[Saved entries]
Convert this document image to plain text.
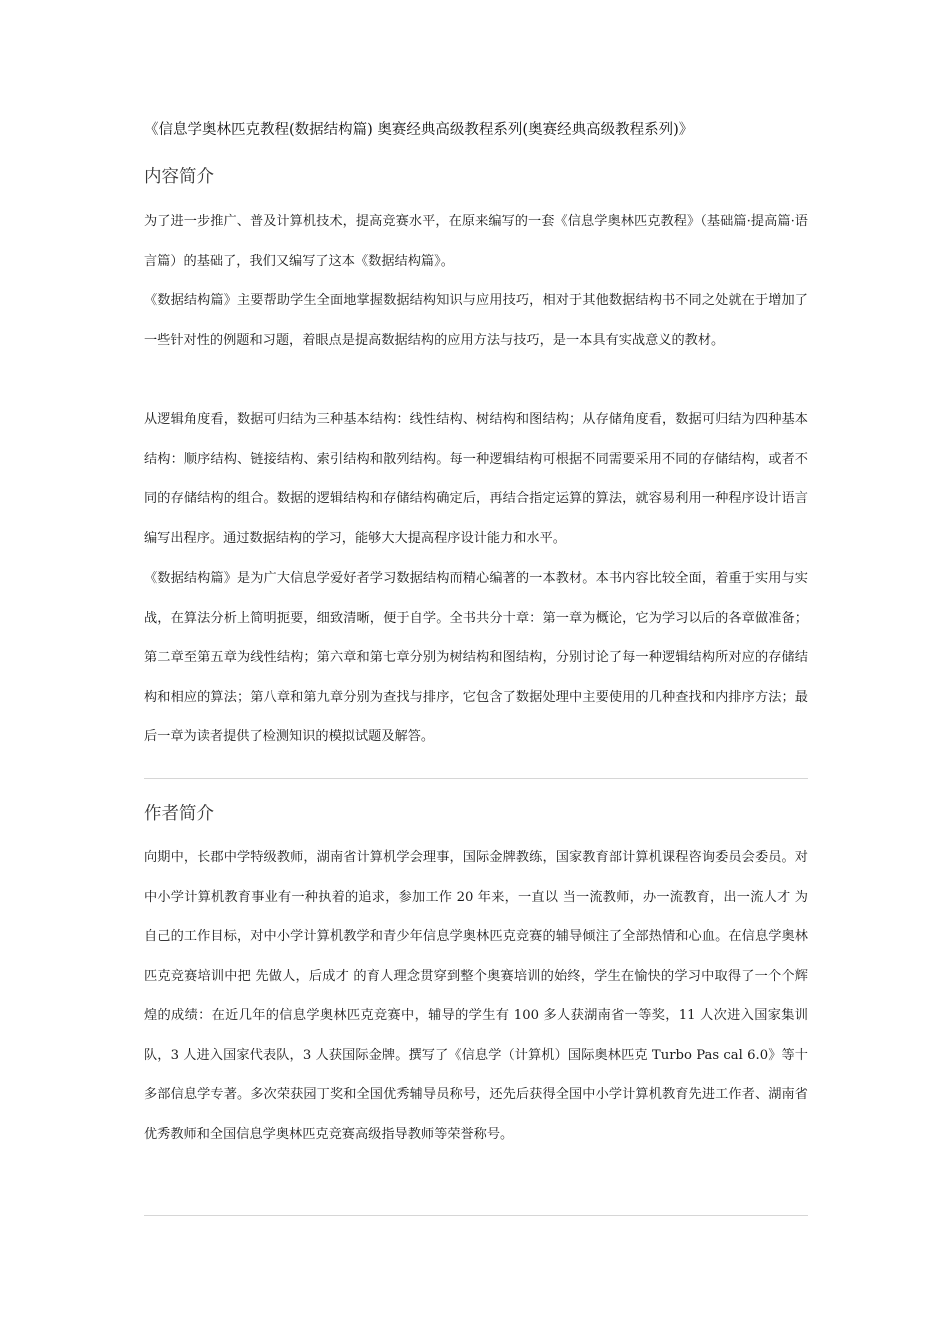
《信息学奥林匹克教程(数据结构篇) 奥赛经典高级教程系列(奥赛经典高级教程系列)》
内容简介
为了进一步推广、普及计算机技术，提高竞赛水平，在原来编写的一套《信息学奥林匹克教程》（基础篇·提高篇·语言篇）的基础了，我们又编写了这本《数据结构篇》。
《数据结构篇》主要帮助学生全面地掌握数据结构知识与应用技巧，相对于其他数据结构书不同之处就在于增加了一些针对性的例题和习题，着眼点是提高数据结构的应用方法与技巧，是一本具有实战意义的教材。
从逻辑角度看，数据可归结为三种基本结构：线性结构、树结构和图结构；从存储角度看，数据可归结为四种基本结构：顺序结构、链接结构、索引结构和散列结构。每一种逻辑结构可根据不同需要采用不同的存储结构，或者不同的存储结构的组合。数据的逻辑结构和存储结构确定后，再结合指定运算的算法，就容易利用一种程序设计语言编写出程序。通过数据结构的学习，能够大大提高程序设计能力和水平。
《数据结构篇》是为广大信息学爱好者学习数据结构而精心编著的一本教材。本书内容比较全面，着重于实用与实战，在算法分析上简明扼要，细致清晰，便于自学。全书共分十章：第一章为概论，它为学习以后的各章做准备；第二章至第五章为线性结构；第六章和第七章分别为树结构和图结构，分别讨论了每一种逻辑结构所对应的存储结构和相应的算法；第八章和第九章分别为查找与排序，它包含了数据处理中主要使用的几种查找和内排序方法；最后一章为读者提供了检测知识的模拟试题及解答。
作者简介
向期中，长郡中学特级教师，湖南省计算机学会理事，国际金牌教练，国家教育部计算机课程咨询委员会委员。对中小学计算机教育事业有一种执着的追求，参加工作 20 年来，一直以 当一流教师，办一流教育，出一流人才 为自己的工作目标，对中小学计算机教学和青少年信息学奥林匹克竞赛的辅导倾注了全部热情和心血。在信息学奥林匹克竞赛培训中把 先做人，后成才 的育人理念贯穿到整个奥赛培训的始终，学生在愉快的学习中取得了一个个辉煌的成绩：在近几年的信息学奥林匹克竞赛中，辅导的学生有 100 多人获湖南省一等奖，11 人次进入国家集训队，3 人进入国家代表队，3 人获国际金牌。撰写了《信息学（计算机）国际奥林匹克 Turbo Pas cal 6.0》等十多部信息学专著。多次荣获园丁奖和全国优秀辅导员称号，还先后获得全国中小学计算机教育先进工作者、湖南省优秀教师和全国信息学奥林匹克竞赛高级指导教师等荣誉称号。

- Exercise details
Scan the material above. Extract every line in which the word "数据结构篇" occurs.

- Finished task
《信息学奥林匹克教程(数据结构篇) 奥赛经典高级教程系列(奥赛经典高级教程系列)》
为了进一步推广、普及计算机技术，提高竞赛水平，在原来编写的一套《信息学奥林匹克教程》（基础篇·提高篇·语言篇）的基础了，我们又编写了这本《数据结构篇》。
《数据结构篇》主要帮助学生全面地掌握数据结构知识与应用技巧，相对于其他数据结构书不同之处就在于增加了一些针对性的例题和习题，着眼点是提高数据结构的应用方法与技巧，是一本具有实战意义的教材。
《数据结构篇》是为广大信息学爱好者学习数据结构而精心编著的一本教材。本书内容比较全面，着重于实用与实战，在算法分析上简明扼要，细致清晰，便于自学。全书共分十章：第一章为概论，它为学习以后的各章做准备；第二章至第五章为线性结构；第六章和第七章分别为树结构和图结构，分别讨论了每一种逻辑结构所对应的存储结构和相应的算法；第八章和第九章分别为查找与排序，它包含了数据处理中主要使用的几种查找和内排序方法；最后一章为读者提供了检测知识的模拟试题及解答。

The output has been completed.